Dataset records:
━━━

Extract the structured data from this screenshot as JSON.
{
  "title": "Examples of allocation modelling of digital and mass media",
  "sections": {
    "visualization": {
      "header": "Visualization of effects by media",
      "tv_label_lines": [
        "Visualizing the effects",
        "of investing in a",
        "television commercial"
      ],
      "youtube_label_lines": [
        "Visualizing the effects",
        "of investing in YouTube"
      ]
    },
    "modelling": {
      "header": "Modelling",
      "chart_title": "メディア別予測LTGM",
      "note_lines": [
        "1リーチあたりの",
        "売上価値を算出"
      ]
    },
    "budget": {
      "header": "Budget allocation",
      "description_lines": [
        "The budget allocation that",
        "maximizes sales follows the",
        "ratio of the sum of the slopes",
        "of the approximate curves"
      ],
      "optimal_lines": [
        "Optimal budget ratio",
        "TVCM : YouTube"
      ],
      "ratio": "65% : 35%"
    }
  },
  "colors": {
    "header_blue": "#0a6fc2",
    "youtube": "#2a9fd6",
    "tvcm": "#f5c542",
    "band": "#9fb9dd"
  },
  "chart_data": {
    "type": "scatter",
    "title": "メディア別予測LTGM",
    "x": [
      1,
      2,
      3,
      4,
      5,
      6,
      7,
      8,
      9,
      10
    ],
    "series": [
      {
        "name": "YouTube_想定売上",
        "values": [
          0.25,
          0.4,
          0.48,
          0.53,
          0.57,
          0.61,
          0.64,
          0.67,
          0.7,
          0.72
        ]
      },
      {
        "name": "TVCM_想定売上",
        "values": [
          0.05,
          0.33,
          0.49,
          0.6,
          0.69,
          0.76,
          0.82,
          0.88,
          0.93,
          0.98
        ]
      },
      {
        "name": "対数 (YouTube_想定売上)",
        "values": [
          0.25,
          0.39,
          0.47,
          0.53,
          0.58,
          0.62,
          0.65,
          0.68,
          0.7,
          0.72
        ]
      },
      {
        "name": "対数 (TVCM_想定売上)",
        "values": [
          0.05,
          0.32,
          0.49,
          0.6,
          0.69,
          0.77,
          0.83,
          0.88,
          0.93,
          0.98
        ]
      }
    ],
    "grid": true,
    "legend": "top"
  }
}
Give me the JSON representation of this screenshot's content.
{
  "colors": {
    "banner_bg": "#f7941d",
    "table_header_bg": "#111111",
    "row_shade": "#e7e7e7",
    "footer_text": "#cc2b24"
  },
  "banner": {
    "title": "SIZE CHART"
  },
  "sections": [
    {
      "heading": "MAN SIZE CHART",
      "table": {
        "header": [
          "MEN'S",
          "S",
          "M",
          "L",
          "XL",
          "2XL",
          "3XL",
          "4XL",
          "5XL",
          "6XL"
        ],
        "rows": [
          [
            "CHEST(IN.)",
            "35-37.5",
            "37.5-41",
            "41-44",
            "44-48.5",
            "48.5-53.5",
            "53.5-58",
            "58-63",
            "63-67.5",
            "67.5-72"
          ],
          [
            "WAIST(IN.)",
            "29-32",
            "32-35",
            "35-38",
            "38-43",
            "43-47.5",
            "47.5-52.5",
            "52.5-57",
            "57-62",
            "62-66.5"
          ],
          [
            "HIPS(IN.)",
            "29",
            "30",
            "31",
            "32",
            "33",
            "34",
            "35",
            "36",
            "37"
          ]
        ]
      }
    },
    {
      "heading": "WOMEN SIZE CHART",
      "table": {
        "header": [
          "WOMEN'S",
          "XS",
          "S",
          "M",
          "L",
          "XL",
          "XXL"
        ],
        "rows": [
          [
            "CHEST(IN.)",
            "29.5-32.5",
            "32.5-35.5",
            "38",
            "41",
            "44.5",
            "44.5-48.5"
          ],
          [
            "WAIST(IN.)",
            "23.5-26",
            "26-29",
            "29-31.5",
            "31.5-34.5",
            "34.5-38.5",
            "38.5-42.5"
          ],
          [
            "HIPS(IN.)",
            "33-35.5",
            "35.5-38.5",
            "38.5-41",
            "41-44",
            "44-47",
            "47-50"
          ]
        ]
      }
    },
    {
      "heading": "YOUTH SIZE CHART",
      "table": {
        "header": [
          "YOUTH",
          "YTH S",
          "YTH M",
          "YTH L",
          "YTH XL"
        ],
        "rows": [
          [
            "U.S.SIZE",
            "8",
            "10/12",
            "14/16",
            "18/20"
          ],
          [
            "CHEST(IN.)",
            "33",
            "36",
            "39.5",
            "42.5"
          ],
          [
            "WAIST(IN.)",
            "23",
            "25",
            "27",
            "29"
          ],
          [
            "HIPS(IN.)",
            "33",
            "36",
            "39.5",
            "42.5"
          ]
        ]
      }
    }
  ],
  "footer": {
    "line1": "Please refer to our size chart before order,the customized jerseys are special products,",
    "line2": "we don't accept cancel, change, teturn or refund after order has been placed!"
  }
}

━━━

Work instructions: Reproduce the records above exactly as they appear.

Problem solution:
Extract the structured data from this screenshot as JSON.
{
  "title": "Examples of allocation modelling of digital and mass media",
  "sections": {
    "visualization": {
      "header": "Visualization of effects by media",
      "tv_label_lines": [
        "Visualizing the effects",
        "of investing in a",
        "television commercial"
      ],
      "youtube_label_lines": [
        "Visualizing the effects",
        "of investing in YouTube"
      ]
    },
    "modelling": {
      "header": "Modelling",
      "chart_title": "メディア別予測LTGM",
      "note_lines": [
        "1リーチあたりの",
        "売上価値を算出"
      ]
    },
    "budget": {
      "header": "Budget allocation",
      "description_lines": [
        "The budget allocation that",
        "maximizes sales follows the",
        "ratio of the sum of the slopes",
        "of the approximate curves"
      ],
      "optimal_lines": [
        "Optimal budget ratio",
        "TVCM : YouTube"
      ],
      "ratio": "65% : 35%"
    }
  },
  "colors": {
    "header_blue": "#0a6fc2",
    "youtube": "#2a9fd6",
    "tvcm": "#f5c542",
    "band": "#9fb9dd"
  },
  "chart_data": {
    "type": "scatter",
    "title": "メディア別予測LTGM",
    "x": [
      1,
      2,
      3,
      4,
      5,
      6,
      7,
      8,
      9,
      10
    ],
    "series": [
      {
        "name": "YouTube_想定売上",
        "values": [
          0.25,
          0.4,
          0.48,
          0.53,
          0.57,
          0.61,
          0.64,
          0.67,
          0.7,
          0.72
        ]
      },
      {
        "name": "TVCM_想定売上",
        "values": [
          0.05,
          0.33,
          0.49,
          0.6,
          0.69,
          0.76,
          0.82,
          0.88,
          0.93,
          0.98
        ]
      },
      {
        "name": "対数 (YouTube_想定売上)",
        "values": [
          0.25,
          0.39,
          0.47,
          0.53,
          0.58,
          0.62,
          0.65,
          0.68,
          0.7,
          0.72
        ]
      },
      {
        "name": "対数 (TVCM_想定売上)",
        "values": [
          0.05,
          0.32,
          0.49,
          0.6,
          0.69,
          0.77,
          0.83,
          0.88,
          0.93,
          0.98
        ]
      }
    ],
    "grid": true,
    "legend": "top"
  }
}
Give me the JSON representation of this screenshot's content.
{
  "colors": {
    "banner_bg": "#f7941d",
    "table_header_bg": "#111111",
    "row_shade": "#e7e7e7",
    "footer_text": "#cc2b24"
  },
  "banner": {
    "title": "SIZE CHART"
  },
  "sections": [
    {
      "heading": "MAN SIZE CHART",
      "table": {
        "header": [
          "MEN'S",
          "S",
          "M",
          "L",
          "XL",
          "2XL",
          "3XL",
          "4XL",
          "5XL",
          "6XL"
        ],
        "rows": [
          [
            "CHEST(IN.)",
            "35-37.5",
            "37.5-41",
            "41-44",
            "44-48.5",
            "48.5-53.5",
            "53.5-58",
            "58-63",
            "63-67.5",
            "67.5-72"
          ],
          [
            "WAIST(IN.)",
            "29-32",
            "32-35",
            "35-38",
            "38-43",
            "43-47.5",
            "47.5-52.5",
            "52.5-57",
            "57-62",
            "62-66.5"
          ],
          [
            "HIPS(IN.)",
            "29",
            "30",
            "31",
            "32",
            "33",
            "34",
            "35",
            "36",
            "37"
          ]
        ]
      }
    },
    {
      "heading": "WOMEN SIZE CHART",
      "table": {
        "header": [
          "WOMEN'S",
          "XS",
          "S",
          "M",
          "L",
          "XL",
          "XXL"
        ],
        "rows": [
          [
            "CHEST(IN.)",
            "29.5-32.5",
            "32.5-35.5",
            "38",
            "41",
            "44.5",
            "44.5-48.5"
          ],
          [
            "WAIST(IN.)",
            "23.5-26",
            "26-29",
            "29-31.5",
            "31.5-34.5",
            "34.5-38.5",
            "38.5-42.5"
          ],
          [
            "HIPS(IN.)",
            "33-35.5",
            "35.5-38.5",
            "38.5-41",
            "41-44",
            "44-47",
            "47-50"
          ]
        ]
      }
    },
    {
      "heading": "YOUTH SIZE CHART",
      "table": {
        "header": [
          "YOUTH",
          "YTH S",
          "YTH M",
          "YTH L",
          "YTH XL"
        ],
        "rows": [
          [
            "U.S.SIZE",
            "8",
            "10/12",
            "14/16",
            "18/20"
          ],
          [
            "CHEST(IN.)",
            "33",
            "36",
            "39.5",
            "42.5"
          ],
          [
            "WAIST(IN.)",
            "23",
            "25",
            "27",
            "29"
          ],
          [
            "HIPS(IN.)",
            "33",
            "36",
            "39.5",
            "42.5"
          ]
        ]
      }
    }
  ],
  "footer": {
    "line1": "Please refer to our size chart before order,the customized jerseys are special products,",
    "line2": "we don't accept cancel, change, teturn or refund after order has been placed!"
  }
}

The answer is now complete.